Nachdem sich die Gipfelteilnehmer schon zu Beginn des Treffens eine “Denkpause” für das Verfassungsverfahren verordneten (Das Europa der Bürger), war in der Nacht auf Samstag in Brüssel auch der Finanzgipfel gescheitert. Dabei sollte der EU-Haushalt für den Zeitraum von 2007 bis 2013 festgelegt werden. Während die Verfassungsgespräche “im ersten Halbjahr 2006” weitergehen sollen, ist der Fortgang der Haushaltsverhandlungen völlig offen.
In zwei Wochen übernimmt mit Großbritannien ausgerechnet das EU-Mitglied die Ratspräsidentschaft, von dem das Scheitern der Finanzverhandlungen herbeigeführt wurde. Regierungschef Anthony Blair hatte in Brüssel vehement auf dem “Britenrabatt” bestanden.
Ursachen der europäischen Krise
Um die politische Stagnation zu durchbrechen, kündigten sowohl Juncker als auch Kommissionspräsident José Manuel Barroso einen “Plan D” an. Das “D” allerdings sollte weniger für eine Denkpause als vielmehr für Dialog und Debatte stehen. Doch mit wem soll die geführt werden?
Das Problem liegt nicht ausschließlich zwischen den Länderkommissionen, sondern vor allem im Verhältnis der europäischen Bevölkerung zum Projekt. In den meisten Bündnisstaaten nämlich setzen die Menschen das Vorhaben mit Sozialabbau und neoliberaler Deregulierung gleich. Besonders in den Debatten vor dem Referendum in Frankreich wurde das tiefe Misstrauen deutlich, mit dem die breite Bevölkerung der Europäischen Union gegenübersteht (Das NON triumphiert). Trotzdem ist es ausgeschlossen, dass am Ende der “Denkpause” in Brüssel eine grundsätzliche Umkehr der kritisierten Politik steht. Neoliberale und militärische Inhalte (Stichwort: Gemeinsame Außen- und Sicherheitspolitik) werden auch weiter auf der Tagesordnung stehen. Mit oder ohne verfassungsrechtlicher Legitimation.

* Vorliegendes Material
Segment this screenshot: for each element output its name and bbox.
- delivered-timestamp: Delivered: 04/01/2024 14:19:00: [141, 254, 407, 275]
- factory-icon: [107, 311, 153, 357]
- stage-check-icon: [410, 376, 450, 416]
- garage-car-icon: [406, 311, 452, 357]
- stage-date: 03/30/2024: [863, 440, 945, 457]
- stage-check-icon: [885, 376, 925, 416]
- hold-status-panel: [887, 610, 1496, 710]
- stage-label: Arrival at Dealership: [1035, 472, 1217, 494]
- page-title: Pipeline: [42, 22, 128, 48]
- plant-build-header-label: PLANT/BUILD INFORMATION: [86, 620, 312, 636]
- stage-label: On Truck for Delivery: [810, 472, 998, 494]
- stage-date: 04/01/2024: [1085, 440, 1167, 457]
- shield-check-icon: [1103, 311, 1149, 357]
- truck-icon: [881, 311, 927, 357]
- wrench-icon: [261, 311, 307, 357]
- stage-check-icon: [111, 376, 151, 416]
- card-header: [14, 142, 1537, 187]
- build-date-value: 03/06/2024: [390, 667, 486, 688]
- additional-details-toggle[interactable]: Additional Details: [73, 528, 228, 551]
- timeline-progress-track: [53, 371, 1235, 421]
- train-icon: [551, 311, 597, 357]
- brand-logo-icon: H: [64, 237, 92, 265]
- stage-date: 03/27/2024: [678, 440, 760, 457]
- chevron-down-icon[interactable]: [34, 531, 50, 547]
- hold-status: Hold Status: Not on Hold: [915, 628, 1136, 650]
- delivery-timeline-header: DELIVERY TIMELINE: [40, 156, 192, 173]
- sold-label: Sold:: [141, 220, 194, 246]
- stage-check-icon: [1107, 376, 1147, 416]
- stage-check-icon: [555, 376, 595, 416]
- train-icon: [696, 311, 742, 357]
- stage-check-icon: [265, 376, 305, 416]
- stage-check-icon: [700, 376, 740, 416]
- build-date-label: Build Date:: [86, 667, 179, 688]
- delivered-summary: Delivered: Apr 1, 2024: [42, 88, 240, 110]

* Aufgaben
1) Beantworte die Fragen zum Text über den EU-Gipfel:
(a) Für welchen Zeitraum sollte der EU-Haushalt festgelegt werden?
(b) Worauf hatte Anthony Blair in Brüssel bestanden?
(c) Wofür sollte das „D“ im „Plan D“ stehen?
2) Zähl alle Personen auf, die im Text über den EU-Gipfel mit Namen genannt werden.
3) Schreib den Text über den EU-Gipfel nach dem letzten Satz weiter.

* Lösungen
1)
(a) Für den Zeitraum von 2007 bis 2013.
(b) Auf dem „Britenrabatt“.
(c) Für Dialog und Debatte.

2)
- Anthony Blair
- Juncker
- José Manuel Barroso

3)
Eine “breite Bürgerbeteiligung”, wie sie von dem globalisierungskritischen Netzwerk Attac schon als Konsequenz aus dem französischen Nein gefordert geworden war, ist nicht eingeplant. In den vergangenen Wochen, besonders nach dem gescheiterten Gipfel, wurde allein der Abstand zwischen der Europäischen Politaristokratie und der Bevölkerung deutlich. Die Frage ist nun, welche politischen Konsequenzen diese Erkenntnis mit sich bringt.
Nach der Zustimmung des Bundesrates zur EU-Verfassung Ende Mai hatten Aktivisten mit einem riesigen “Non” (Nein) vor dem Bundesratsgebäude in Berlin deutlich gemacht, “dass das Votum nicht repräsentativ für die Meinung der Menschen in Deutschland ist”. Die aktuelle Debatte um Demokratie in der Europäischen Union mag auch hierzulande einen Denkanstoss geben. Dann etwa, wenn die Zustimmung von Bundestag und Bundesrat in Brüssel als “deutsches Ja” verkauft wird.
Zermürbungs- oder Salamitaktik?
Notwendig ist ein solcher Prozess, weil eine “Denkpause” in Brüssel nicht ewig dauern wird. Jetzt schon werden Optionen zur Umgehung der Referendumsergebnisse in Frankreich und den Niederlanden diskutiert. So könnten die Abstimmungen einfach wiederholt werden, wenn der Zeitpunkt, durch Umfragen ermittelt, günstig erscheint. Eine solche Manipulation demokratischer Prozesse macht die polnische Regierung derzeit vor. Während alle EU-Staaten ihre Abstimmungen über die EU-Verfassung konsequenterweise absagten, erklärte Warschau in der vergangenen Woche, an den Plänen festhalten zu wollen. Der Grund: Eine Mehrheit der Bürger würde derzeit für das Dokument stimmen. Man stelle sich diese Vorgehen einmal bei Bundestagswahlen vor.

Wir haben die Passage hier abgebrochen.